* _SOURCE EXTRACT_:
— START —
Today I finally found out what was the issue. After debugging for hours with xdebug and trying to execute multiple scripts I noticed that the body of the script is not the problem. When executing tests worker with a sleep of 10-20 seconds I've noted that the CPU was idling most of the time and so deducted that was consuming the most of the CPU is to bootstrap Symfony.

My scripts were very quickly executed and killed to pawn to new script, etc. I've fixed it adding a do{}while() that is exiting after a random amount of seconds (to avoid all the worker to restart at the same time).

I've reduced the load from an average of 35-45% to an average of 0.5-1.5% That's a HUGE improvement. To Resume Symfony is bootstrapped once and after the script is just waiting until a random timeout to kill itself and launch a new instance of itself. This is to avoid script to hang or the database connection to timeout, etc.

If you have a better solution do not hesitate to share. I'm so happy to go from 100% CPU usage (x4 servers because of the auto-scaling) to less than 1% (and only one server) for the same amount of work, it's even faster now.


Update (2013 Sep, 24th):

Just noticed that the console component of Symfony is using dev environment by default. I've specified prod in the command line: ./app/console --env=prod my:command:action and I divide by 5 the execution time which is pretty good.

Also I have the feeling that curl_exec is eating a lot of CPU but I'm not sure.

I'm trying to debug the CPU usage using xdebug, reading the generated cachegrind, but there is no reference of CPU cycle used per function, class, ... Only the time spent and memory used.
— END —
* _INFORMATION SUPPLIED_:
— START —
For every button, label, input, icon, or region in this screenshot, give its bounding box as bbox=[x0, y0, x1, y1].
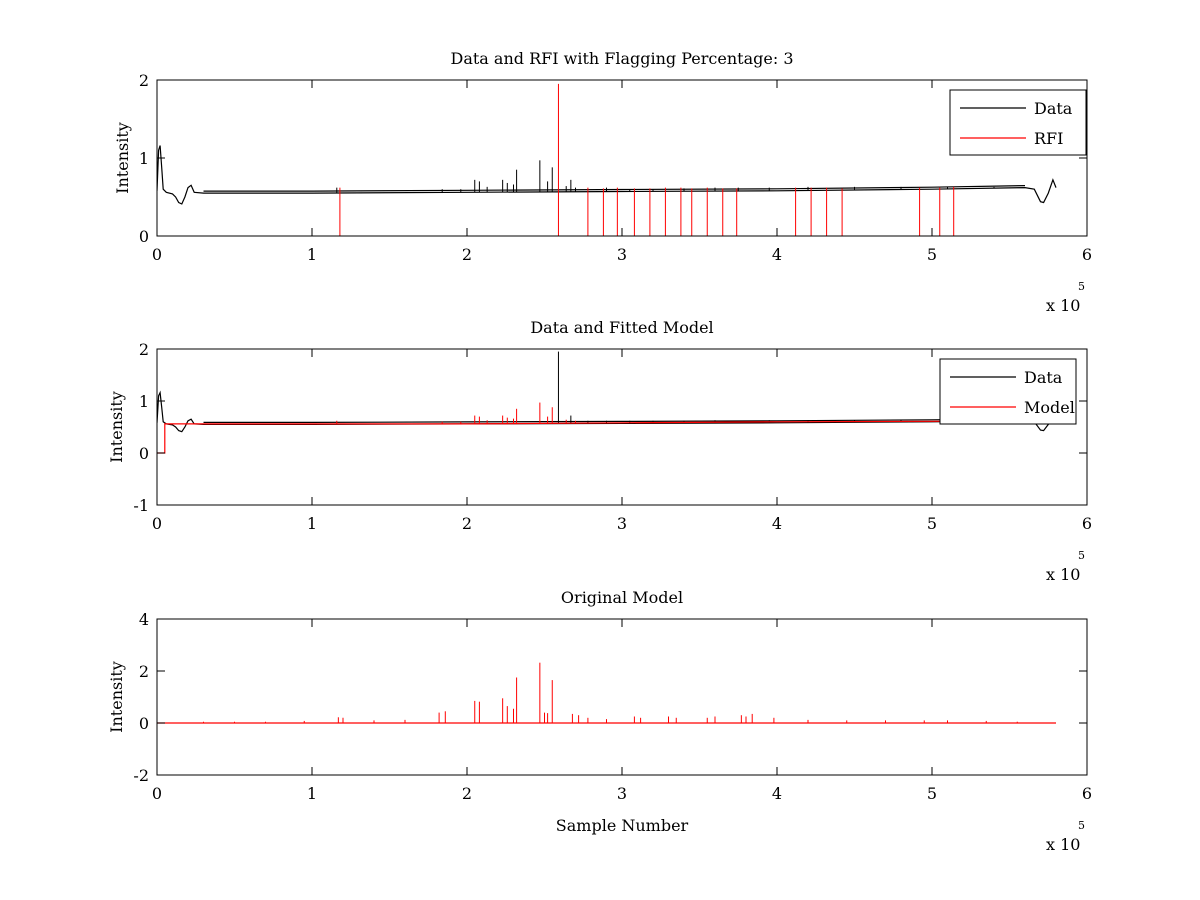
x-tick-label: 3 bbox=[617, 784, 627, 803]
chart-title: Data and RFI with Flagging Percentage: 3 bbox=[450, 49, 793, 68]
y-tick-label: 2 bbox=[139, 662, 149, 681]
y-axis-label: Intensity bbox=[113, 122, 132, 194]
x-tick-label: 6 bbox=[1082, 514, 1092, 533]
x-tick-label: 2 bbox=[462, 245, 472, 264]
x-tick-label: 1 bbox=[307, 514, 317, 533]
chart-title: Original Model bbox=[561, 588, 683, 607]
legend-label-model: Model bbox=[1024, 398, 1075, 417]
series-data bbox=[157, 145, 1057, 205]
plot-area bbox=[157, 351, 1057, 454]
y-tick-label: 0 bbox=[139, 714, 149, 733]
x-multiplier-label: x 10 bbox=[1046, 835, 1080, 854]
x-tick-label: 3 bbox=[617, 245, 627, 264]
x-exponent-label: 5 bbox=[1078, 280, 1085, 293]
y-tick-label: -1 bbox=[133, 496, 149, 515]
plot-area bbox=[157, 83, 1057, 236]
legend: Data RFI bbox=[949, 89, 1087, 156]
x-tick-label: 4 bbox=[772, 514, 782, 533]
x-tick-label: 6 bbox=[1082, 245, 1092, 264]
series-line bbox=[157, 419, 1057, 454]
y-tick-label: 0 bbox=[139, 227, 149, 246]
x-tick-label: 4 bbox=[772, 784, 782, 803]
series-noise bbox=[203, 418, 1026, 423]
series-model-0 bbox=[157, 662, 1056, 724]
x-tick-label: 0 bbox=[152, 245, 162, 264]
axes-box bbox=[156, 79, 1088, 237]
y-tick-label: 1 bbox=[139, 392, 149, 411]
x-exponent-label: 5 bbox=[1078, 819, 1085, 832]
y-tick-label: 1 bbox=[139, 149, 149, 168]
x-multiplier-label: x 10 bbox=[1046, 565, 1080, 584]
y-axis-label: Intensity bbox=[107, 391, 126, 463]
y-tick-label: 2 bbox=[139, 340, 149, 359]
x-tick-label: 3 bbox=[617, 514, 627, 533]
x-tick-label: 1 bbox=[307, 784, 317, 803]
legend-label-rfi: RFI bbox=[1034, 129, 1063, 148]
subplot-1: 0 1 2 3 4 5 6 0 1 2 Data and RFI with Flagging Per… bbox=[113, 49, 1092, 315]
chart-title: Data and Fitted Model bbox=[530, 318, 713, 337]
series-rfi bbox=[339, 83, 955, 236]
x-tick-label: 4 bbox=[772, 245, 782, 264]
x-tick-label: 6 bbox=[1082, 784, 1092, 803]
y-tick-label: 0 bbox=[139, 444, 149, 463]
legend-label-data: Data bbox=[1034, 99, 1073, 118]
legend-box bbox=[949, 89, 1087, 156]
plot-area bbox=[157, 662, 1056, 724]
y-tick-label: -2 bbox=[133, 766, 149, 785]
x-tick-label: 2 bbox=[462, 784, 472, 803]
legend: Data Model bbox=[939, 358, 1077, 425]
series-line bbox=[157, 145, 1057, 205]
axes-box bbox=[156, 618, 1088, 776]
x-tick-label: 2 bbox=[462, 514, 472, 533]
x-tick-label: 5 bbox=[927, 514, 937, 533]
y-tick-label: 2 bbox=[139, 71, 149, 90]
legend-label-data: Data bbox=[1024, 368, 1063, 387]
y-tick-label: 4 bbox=[139, 610, 149, 629]
x-axis-label: Sample Number bbox=[556, 816, 689, 835]
x-multiplier-label: x 10 bbox=[1046, 296, 1080, 315]
x-tick-label: 0 bbox=[152, 514, 162, 533]
x-tick-label: 1 bbox=[307, 245, 317, 264]
x-tick-label: 0 bbox=[152, 784, 162, 803]
series-line bbox=[157, 390, 1057, 433]
x-tick-label: 5 bbox=[927, 784, 937, 803]
x-tick-label: 5 bbox=[927, 245, 937, 264]
legend-box bbox=[939, 358, 1077, 425]
series-data bbox=[157, 351, 1057, 433]
x-exponent-label: 5 bbox=[1078, 549, 1085, 562]
series-noise bbox=[203, 185, 1026, 192]
series-model bbox=[157, 402, 1057, 454]
y-axis-label: Intensity bbox=[107, 661, 126, 733]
— END —
* _WHAT TO WORK ON_: Carry on the post about cutting the CPU load of Symfony worker scripts, starting right after its last sentence.

* _THE OUTPUT_:
If you want to use xdebug in a PHP command line just use #!/usr/bin/env php -d xdebug.profiler_enable=On at the top of the script

If anyone has a tip to debug this with xdebug I'll be happy to hear it ;)


I'm asking this question without real hope.

I have a server that I use to run workers to process some background tasks. This server is an EC2 server (m1.small) inside an auto-scaling group with high CPU alert setup.

I have something like 20 workers (php script instance) waiting for jobs to be processed. To run the script I'm using the console component of Symfony 2.3 framework.

There is not much happening in the job, fetching data from URL, looping over the results and insert it row by row (~1000 rows per job) in MySQL (RDS server).

The thing is that with 1 or 2 workers running, the CPU is at 100% (I don't think it's like at 100% all the time but it's spiking every second or so) which cause the auto-scaling group to launch new instances.

I'd like to reduce the CPU usage which is not justified at all. I was looking at php-fpm (fastCGI) but it looks like it's for web servers only. PHP client wouldn't use it? right?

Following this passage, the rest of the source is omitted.